**Task description**
Pull out every line of the listing below that contains the string "search". Match case.

**Data records**
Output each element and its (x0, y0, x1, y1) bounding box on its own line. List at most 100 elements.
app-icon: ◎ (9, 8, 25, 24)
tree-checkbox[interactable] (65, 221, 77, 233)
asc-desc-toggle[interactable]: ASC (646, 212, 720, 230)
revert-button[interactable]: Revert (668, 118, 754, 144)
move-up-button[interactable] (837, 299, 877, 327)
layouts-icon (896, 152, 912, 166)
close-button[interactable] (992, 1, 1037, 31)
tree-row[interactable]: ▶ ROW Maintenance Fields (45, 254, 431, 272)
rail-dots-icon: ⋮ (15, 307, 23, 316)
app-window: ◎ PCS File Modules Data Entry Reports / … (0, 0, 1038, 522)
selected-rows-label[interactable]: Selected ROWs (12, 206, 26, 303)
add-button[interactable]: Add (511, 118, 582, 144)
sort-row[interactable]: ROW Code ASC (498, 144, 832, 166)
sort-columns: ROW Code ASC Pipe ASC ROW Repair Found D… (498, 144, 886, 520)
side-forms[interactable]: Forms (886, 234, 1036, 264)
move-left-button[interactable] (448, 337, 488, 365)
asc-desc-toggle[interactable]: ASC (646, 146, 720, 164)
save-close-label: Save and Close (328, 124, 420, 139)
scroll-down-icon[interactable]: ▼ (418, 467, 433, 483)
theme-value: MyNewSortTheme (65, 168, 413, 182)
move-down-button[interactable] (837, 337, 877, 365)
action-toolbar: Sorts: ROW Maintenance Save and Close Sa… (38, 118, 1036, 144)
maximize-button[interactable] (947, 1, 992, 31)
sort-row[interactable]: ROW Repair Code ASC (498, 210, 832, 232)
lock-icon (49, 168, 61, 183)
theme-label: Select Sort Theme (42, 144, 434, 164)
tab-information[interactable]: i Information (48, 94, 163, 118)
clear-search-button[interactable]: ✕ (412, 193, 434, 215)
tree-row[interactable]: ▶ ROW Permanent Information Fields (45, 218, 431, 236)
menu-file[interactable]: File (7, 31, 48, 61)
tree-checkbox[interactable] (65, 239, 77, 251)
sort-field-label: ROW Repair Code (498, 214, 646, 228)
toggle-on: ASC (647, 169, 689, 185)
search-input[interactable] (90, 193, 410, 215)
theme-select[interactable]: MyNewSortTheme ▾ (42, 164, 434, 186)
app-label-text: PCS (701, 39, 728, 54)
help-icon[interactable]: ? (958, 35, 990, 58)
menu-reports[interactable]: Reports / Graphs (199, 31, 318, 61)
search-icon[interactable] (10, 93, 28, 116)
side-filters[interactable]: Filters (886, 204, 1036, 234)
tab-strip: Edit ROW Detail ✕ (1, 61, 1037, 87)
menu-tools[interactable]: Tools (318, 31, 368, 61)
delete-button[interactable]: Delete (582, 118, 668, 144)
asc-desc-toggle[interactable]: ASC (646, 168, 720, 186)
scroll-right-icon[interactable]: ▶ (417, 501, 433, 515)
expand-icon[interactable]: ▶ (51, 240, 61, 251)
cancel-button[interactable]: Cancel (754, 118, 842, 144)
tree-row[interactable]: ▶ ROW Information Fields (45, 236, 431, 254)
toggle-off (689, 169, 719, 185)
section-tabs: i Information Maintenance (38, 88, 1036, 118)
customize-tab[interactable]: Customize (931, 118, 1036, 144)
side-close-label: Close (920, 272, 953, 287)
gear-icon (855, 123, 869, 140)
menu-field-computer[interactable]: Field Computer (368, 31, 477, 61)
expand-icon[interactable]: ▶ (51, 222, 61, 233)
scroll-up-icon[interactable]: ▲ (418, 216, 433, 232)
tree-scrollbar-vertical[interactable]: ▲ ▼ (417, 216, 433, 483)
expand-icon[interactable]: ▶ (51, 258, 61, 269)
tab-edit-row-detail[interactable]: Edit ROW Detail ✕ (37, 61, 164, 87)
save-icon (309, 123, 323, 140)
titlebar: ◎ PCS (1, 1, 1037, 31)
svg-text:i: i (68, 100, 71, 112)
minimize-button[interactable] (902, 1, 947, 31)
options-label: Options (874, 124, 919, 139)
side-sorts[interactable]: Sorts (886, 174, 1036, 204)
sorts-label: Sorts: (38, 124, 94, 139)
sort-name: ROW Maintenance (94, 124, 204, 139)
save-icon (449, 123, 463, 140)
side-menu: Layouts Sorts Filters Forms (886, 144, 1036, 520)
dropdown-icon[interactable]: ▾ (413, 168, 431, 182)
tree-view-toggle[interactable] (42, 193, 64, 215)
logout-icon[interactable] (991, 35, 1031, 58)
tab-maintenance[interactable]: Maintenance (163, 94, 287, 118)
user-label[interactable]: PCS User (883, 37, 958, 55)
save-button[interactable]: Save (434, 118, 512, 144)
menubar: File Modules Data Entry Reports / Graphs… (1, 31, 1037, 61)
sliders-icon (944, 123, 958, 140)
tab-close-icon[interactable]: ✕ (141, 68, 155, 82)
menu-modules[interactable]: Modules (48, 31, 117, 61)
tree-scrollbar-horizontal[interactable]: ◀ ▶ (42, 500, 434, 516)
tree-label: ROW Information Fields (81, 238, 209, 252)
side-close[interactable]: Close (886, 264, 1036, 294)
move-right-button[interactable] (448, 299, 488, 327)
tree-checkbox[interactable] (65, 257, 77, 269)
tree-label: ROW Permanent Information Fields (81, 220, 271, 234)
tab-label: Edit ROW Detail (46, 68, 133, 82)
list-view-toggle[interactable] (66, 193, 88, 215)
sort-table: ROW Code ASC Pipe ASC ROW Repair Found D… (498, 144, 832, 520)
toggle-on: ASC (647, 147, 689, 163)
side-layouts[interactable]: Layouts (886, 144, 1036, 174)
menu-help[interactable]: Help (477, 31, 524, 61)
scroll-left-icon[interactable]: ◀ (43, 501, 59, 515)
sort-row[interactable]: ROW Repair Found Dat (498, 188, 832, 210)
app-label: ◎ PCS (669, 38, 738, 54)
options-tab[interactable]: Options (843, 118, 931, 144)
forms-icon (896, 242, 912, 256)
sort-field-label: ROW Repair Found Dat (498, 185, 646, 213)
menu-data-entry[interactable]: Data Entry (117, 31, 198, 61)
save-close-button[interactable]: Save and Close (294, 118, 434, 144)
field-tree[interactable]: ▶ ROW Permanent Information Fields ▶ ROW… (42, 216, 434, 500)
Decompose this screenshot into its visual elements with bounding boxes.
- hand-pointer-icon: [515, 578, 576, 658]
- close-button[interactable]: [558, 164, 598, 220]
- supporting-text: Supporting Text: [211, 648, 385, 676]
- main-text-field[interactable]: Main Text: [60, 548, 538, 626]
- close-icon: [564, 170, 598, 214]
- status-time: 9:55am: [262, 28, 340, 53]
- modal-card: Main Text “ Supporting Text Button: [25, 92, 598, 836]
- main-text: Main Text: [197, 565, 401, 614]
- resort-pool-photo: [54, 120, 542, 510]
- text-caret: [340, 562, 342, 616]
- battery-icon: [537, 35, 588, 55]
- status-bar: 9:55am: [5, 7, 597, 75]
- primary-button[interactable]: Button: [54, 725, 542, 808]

**Solution**
clear-search-button[interactable]: ✕ (412, 193, 434, 215)
search-input[interactable] (90, 193, 410, 215)
search-icon[interactable] (10, 93, 28, 116)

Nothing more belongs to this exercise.